What the task requires
Check each line for the string "title", then give only how many lines have it.

╔══

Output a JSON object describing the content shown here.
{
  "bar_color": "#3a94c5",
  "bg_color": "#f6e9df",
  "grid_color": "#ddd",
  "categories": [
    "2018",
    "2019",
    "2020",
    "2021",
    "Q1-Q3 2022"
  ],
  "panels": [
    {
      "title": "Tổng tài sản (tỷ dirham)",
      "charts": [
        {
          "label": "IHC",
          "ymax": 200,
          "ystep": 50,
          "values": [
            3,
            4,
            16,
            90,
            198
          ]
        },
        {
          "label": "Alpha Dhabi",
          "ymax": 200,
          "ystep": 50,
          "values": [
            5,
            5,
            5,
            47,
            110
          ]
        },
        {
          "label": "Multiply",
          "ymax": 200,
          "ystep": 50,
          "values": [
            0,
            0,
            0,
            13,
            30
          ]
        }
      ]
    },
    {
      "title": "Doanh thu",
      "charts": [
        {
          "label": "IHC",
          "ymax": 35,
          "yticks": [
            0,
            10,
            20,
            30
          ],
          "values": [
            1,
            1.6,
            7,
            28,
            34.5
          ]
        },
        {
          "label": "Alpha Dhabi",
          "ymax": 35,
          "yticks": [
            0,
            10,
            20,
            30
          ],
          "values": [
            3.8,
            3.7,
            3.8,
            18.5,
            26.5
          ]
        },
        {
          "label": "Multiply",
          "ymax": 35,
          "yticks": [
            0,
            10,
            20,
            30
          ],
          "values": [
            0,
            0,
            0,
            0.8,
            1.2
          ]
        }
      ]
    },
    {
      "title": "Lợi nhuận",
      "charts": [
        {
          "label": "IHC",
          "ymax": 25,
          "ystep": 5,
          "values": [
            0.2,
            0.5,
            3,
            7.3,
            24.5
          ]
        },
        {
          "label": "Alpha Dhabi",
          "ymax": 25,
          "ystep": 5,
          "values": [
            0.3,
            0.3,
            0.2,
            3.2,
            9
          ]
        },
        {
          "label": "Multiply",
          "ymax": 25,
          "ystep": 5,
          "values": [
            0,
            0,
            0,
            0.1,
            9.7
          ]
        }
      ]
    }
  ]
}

╚══

Response to this task
3